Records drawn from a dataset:
^^^^

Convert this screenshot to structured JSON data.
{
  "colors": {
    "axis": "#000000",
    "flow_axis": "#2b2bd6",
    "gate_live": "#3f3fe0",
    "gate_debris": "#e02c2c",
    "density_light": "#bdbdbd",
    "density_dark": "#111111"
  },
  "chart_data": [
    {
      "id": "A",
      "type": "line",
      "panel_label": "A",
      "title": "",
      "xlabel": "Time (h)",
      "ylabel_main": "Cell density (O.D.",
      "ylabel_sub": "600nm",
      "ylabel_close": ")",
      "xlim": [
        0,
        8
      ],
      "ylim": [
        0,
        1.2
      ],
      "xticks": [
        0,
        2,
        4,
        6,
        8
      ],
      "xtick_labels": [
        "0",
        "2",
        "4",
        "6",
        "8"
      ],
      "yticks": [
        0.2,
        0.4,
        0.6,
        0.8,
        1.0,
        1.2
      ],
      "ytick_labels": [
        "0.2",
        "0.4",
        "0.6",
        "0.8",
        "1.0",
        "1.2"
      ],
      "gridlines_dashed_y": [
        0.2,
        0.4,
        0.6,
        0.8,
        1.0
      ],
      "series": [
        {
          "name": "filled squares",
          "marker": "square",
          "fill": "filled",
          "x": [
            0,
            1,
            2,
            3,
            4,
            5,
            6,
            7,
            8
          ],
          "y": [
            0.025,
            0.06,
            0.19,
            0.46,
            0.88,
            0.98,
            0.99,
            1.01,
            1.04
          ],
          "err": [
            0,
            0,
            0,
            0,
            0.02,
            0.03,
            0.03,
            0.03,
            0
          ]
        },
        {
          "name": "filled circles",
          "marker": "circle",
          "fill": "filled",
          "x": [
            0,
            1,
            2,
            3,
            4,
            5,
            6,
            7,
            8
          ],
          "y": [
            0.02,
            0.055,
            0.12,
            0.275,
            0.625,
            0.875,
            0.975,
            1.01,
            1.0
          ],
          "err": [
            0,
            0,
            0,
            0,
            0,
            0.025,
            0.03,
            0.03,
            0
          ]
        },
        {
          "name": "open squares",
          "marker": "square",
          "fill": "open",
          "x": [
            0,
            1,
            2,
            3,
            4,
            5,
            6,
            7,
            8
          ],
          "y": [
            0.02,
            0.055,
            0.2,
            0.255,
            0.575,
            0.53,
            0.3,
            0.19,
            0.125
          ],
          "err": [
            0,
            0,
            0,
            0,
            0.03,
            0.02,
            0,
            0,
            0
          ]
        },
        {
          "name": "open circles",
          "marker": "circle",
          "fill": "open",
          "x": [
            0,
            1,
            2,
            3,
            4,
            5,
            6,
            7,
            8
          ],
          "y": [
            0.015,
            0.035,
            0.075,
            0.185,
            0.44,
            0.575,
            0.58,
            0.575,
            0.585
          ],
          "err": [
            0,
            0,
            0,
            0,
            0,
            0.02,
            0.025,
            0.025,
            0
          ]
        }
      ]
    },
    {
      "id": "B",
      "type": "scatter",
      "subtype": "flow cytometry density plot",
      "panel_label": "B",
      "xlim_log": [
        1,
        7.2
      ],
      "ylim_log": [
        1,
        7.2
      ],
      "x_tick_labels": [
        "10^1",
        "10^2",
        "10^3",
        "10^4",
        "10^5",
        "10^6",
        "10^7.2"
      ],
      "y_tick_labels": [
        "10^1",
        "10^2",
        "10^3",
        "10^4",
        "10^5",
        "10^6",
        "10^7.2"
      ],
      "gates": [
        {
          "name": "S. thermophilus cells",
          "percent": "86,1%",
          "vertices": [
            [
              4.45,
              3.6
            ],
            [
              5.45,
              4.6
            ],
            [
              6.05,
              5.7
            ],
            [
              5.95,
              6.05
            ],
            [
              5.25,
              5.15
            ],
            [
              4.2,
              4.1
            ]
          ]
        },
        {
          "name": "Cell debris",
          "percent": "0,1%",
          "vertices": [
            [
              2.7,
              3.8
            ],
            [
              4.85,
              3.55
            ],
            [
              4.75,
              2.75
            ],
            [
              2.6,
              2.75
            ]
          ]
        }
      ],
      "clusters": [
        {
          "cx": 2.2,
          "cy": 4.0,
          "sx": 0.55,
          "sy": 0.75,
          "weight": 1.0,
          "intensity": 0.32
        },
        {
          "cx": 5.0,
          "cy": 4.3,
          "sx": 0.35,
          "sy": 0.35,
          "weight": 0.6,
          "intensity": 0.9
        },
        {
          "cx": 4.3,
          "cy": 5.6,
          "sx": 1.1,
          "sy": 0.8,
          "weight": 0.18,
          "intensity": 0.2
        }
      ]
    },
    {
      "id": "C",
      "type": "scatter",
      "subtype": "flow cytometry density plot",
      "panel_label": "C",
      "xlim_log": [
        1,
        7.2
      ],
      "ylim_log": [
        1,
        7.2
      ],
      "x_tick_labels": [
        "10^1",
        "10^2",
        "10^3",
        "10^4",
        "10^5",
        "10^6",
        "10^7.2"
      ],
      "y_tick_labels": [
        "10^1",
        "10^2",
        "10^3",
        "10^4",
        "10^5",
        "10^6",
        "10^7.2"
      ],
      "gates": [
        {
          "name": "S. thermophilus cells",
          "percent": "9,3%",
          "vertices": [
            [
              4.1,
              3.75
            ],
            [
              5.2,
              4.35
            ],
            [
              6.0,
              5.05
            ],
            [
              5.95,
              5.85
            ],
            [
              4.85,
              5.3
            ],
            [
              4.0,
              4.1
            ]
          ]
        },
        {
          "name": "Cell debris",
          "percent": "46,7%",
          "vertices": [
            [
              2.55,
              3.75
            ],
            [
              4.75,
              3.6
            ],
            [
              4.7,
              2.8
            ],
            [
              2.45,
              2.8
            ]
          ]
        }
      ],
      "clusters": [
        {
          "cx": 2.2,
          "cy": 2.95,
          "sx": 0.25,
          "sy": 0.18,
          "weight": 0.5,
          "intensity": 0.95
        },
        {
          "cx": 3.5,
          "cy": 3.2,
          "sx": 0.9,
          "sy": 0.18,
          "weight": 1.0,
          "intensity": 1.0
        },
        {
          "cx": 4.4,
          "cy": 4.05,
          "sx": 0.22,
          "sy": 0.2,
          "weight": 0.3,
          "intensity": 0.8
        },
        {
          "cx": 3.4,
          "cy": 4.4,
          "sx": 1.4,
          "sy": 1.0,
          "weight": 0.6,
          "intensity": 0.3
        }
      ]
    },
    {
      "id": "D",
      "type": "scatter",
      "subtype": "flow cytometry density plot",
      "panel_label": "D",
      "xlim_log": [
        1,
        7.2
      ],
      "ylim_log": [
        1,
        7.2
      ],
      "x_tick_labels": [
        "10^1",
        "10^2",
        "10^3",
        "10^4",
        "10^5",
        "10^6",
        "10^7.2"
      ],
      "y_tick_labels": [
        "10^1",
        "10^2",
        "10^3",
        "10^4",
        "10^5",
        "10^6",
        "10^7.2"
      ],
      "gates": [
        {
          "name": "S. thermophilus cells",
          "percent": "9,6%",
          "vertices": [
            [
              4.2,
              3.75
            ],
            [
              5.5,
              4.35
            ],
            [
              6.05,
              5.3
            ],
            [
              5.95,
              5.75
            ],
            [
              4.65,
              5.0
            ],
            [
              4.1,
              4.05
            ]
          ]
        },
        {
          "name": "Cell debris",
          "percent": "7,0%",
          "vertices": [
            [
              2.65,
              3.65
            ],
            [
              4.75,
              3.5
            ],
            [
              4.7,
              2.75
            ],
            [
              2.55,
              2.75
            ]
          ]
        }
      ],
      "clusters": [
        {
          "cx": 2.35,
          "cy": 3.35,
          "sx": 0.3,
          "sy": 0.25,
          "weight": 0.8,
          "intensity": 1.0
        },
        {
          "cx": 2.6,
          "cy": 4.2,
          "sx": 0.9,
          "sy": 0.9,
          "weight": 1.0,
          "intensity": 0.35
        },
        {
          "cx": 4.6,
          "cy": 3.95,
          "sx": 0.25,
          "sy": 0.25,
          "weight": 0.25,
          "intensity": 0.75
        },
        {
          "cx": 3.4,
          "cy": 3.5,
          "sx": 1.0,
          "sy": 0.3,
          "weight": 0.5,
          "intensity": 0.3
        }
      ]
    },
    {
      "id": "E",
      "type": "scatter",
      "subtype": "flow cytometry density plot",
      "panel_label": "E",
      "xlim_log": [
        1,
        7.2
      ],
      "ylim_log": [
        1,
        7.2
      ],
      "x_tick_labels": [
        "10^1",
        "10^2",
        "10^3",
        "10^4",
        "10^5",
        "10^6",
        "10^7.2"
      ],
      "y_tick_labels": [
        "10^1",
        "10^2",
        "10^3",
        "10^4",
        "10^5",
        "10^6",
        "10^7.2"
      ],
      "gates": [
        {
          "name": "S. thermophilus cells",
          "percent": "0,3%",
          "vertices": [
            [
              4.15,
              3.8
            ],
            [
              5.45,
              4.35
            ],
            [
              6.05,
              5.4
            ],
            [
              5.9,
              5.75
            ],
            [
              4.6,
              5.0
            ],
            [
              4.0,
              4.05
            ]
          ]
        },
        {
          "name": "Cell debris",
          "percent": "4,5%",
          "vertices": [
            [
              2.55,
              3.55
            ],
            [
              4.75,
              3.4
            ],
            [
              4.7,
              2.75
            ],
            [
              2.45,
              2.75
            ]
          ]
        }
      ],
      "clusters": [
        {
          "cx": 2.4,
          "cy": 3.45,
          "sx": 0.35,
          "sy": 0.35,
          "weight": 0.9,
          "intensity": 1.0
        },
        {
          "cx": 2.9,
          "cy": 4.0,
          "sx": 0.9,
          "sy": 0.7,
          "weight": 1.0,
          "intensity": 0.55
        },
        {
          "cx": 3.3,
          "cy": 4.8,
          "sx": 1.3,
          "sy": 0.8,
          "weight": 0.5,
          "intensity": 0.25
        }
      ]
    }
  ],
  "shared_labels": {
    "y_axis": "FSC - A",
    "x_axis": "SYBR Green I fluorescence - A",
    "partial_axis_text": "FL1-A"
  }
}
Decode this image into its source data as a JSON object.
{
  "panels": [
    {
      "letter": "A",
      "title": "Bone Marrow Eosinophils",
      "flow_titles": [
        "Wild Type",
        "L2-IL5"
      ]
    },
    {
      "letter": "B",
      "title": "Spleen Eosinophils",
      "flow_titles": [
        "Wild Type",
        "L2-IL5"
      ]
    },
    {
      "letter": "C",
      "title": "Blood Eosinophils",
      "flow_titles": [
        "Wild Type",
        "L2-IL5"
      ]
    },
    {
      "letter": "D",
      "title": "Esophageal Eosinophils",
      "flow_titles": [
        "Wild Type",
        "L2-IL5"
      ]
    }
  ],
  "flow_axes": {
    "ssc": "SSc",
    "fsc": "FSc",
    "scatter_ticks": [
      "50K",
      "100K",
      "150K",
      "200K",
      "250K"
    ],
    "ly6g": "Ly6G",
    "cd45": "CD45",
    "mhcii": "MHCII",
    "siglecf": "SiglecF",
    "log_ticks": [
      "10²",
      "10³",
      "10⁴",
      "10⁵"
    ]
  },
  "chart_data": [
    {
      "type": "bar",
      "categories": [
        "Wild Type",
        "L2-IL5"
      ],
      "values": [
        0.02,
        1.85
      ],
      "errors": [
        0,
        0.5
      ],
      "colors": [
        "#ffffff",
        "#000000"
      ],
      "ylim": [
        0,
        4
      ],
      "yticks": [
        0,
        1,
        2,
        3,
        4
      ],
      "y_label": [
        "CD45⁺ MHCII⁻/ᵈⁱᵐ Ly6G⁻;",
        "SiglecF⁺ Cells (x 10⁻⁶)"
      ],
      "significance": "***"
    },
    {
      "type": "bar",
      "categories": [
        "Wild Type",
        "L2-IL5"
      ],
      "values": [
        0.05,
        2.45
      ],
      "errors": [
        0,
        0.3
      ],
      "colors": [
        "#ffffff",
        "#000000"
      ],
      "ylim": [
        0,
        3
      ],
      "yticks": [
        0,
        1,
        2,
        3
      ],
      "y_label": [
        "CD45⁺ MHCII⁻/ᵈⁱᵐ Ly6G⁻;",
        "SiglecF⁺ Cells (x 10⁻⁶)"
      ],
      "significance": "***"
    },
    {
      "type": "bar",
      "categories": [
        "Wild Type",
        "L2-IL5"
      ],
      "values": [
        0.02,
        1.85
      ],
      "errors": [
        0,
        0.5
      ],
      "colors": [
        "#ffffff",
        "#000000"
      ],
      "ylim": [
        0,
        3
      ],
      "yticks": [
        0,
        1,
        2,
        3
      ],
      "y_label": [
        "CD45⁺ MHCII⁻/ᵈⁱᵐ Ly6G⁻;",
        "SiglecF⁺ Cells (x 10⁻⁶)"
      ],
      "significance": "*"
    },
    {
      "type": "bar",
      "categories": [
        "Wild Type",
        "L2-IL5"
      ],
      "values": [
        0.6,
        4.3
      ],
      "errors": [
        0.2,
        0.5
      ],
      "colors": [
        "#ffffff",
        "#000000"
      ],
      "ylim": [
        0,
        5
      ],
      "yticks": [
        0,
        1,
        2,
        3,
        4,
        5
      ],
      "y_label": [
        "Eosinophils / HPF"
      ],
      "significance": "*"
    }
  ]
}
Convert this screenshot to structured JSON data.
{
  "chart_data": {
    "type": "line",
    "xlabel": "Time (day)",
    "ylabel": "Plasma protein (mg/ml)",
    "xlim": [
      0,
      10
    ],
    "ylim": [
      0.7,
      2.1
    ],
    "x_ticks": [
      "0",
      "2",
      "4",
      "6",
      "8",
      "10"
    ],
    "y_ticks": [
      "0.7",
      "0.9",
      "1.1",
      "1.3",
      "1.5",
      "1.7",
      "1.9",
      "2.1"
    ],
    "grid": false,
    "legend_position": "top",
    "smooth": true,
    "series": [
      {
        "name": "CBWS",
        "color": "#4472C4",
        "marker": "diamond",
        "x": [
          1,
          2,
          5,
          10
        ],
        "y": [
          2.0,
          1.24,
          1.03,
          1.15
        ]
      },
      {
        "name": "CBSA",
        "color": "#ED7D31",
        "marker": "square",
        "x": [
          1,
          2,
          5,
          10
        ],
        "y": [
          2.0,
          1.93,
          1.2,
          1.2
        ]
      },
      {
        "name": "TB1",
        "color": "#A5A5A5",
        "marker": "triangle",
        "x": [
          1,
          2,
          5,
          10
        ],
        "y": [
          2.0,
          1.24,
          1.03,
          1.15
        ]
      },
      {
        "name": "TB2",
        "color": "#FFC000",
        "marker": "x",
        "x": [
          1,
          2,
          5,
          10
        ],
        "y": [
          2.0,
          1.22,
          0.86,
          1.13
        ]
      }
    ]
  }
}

^^^^

TASK BRIEF:
Among the lines above, which ones hold the string "circles"? Show them.

EXERCISE ANSWER:
          "name": "filled circles",
          "name": "open circles",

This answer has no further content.